Only lines holding the word "content" should be copied from the material.

-- START OF DATASET --

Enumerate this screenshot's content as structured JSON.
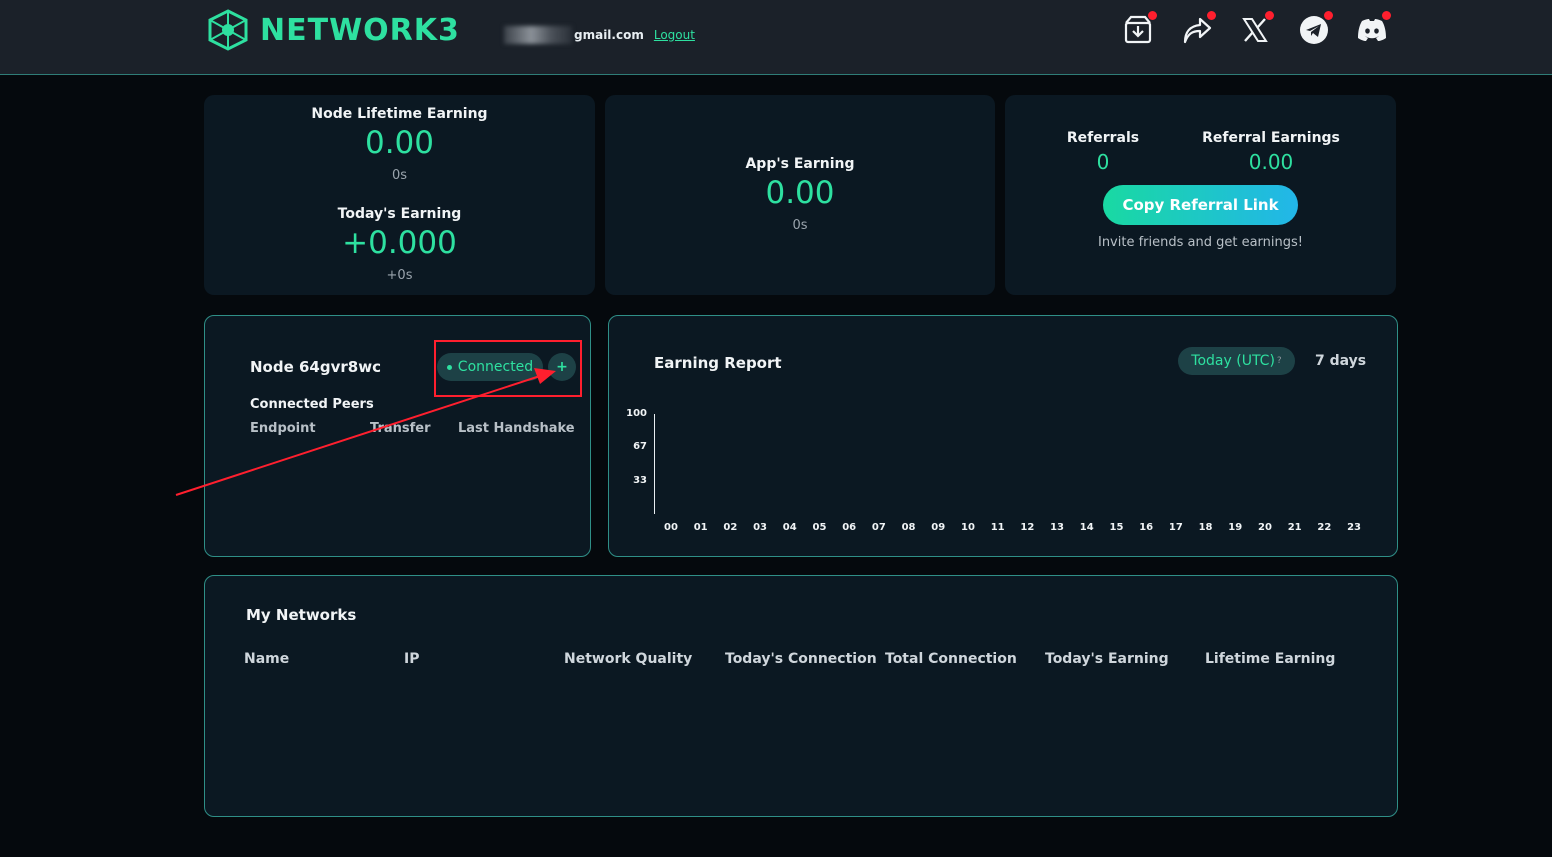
{
  "header": {
    "logo_text": "NETWORK3",
    "user_email": "gmail.com",
    "logout_label": "Logout",
    "icons": [
      "download-icon",
      "share-icon",
      "x-icon",
      "telegram-icon",
      "discord-icon"
    ],
    "notification_color": "#ff1f2e"
  },
  "node_earning": {
    "lifetime_label": "Node Lifetime Earning",
    "lifetime_value": "0.00",
    "lifetime_time": "0s",
    "today_label": "Today's Earning",
    "today_value": "+0.000",
    "today_time": "+0s"
  },
  "app_earning": {
    "label": "App's Earning",
    "value": "0.00",
    "time": "0s"
  },
  "referral": {
    "referrals_label": "Referrals",
    "referrals_value": "0",
    "earnings_label": "Referral Earnings",
    "earnings_value": "0.00",
    "copy_button": "Copy Referral Link",
    "invite_text": "Invite friends and get earnings!"
  },
  "node": {
    "title": "Node 64gvr8wc",
    "status": "Connected",
    "add_label": "+",
    "peers_label": "Connected Peers",
    "columns": [
      "Endpoint",
      "Transfer",
      "Last Handshake"
    ]
  },
  "earning_report": {
    "title": "Earning Report",
    "range_today": "Today (UTC)",
    "range_today_help": "?",
    "range_7days": "7 days"
  },
  "chart_data": {
    "type": "bar",
    "categories": [
      "00",
      "01",
      "02",
      "03",
      "04",
      "05",
      "06",
      "07",
      "08",
      "09",
      "10",
      "11",
      "12",
      "13",
      "14",
      "15",
      "16",
      "17",
      "18",
      "19",
      "20",
      "21",
      "22",
      "23"
    ],
    "values": [],
    "ytick_labels": [
      "100",
      "67",
      "33"
    ],
    "title": "",
    "xlabel": "",
    "ylabel": "",
    "ylim": [
      0,
      100
    ]
  },
  "networks": {
    "title": "My Networks",
    "columns": [
      "Name",
      "IP",
      "Network Quality",
      "Today's Connection",
      "Total Connection",
      "Today's Earning",
      "Lifetime Earning"
    ]
  },
  "colors": {
    "accent": "#2ee0a0",
    "card_bg": "#0b1822",
    "page_bg": "#05090d",
    "header_bg": "#1b2129",
    "annotation": "#ff1f2e"
  }
}
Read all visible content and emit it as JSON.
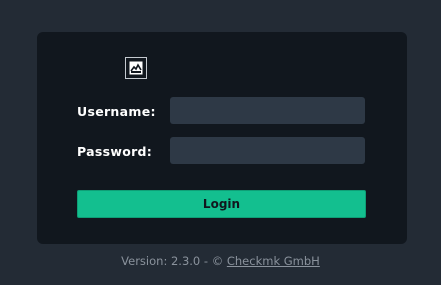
{
  "login": {
    "logo_icon": "checkmk-logo-icon",
    "username_label": "Username:",
    "username_value": "",
    "password_label": "Password:",
    "password_value": "",
    "login_button": "Login"
  },
  "footer": {
    "version_text": "Version: 2.3.0 - © ",
    "company_link": "Checkmk GmbH"
  },
  "colors": {
    "page_background": "#232b35",
    "panel_background": "#11171e",
    "input_background": "#2e3946",
    "accent": "#13bf8f"
  }
}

-- END OF DATASET --

## WRITTEN ANSWER
Enumerate this screenshot's content as structured JSON.
Read all visible content and emit it as JSON.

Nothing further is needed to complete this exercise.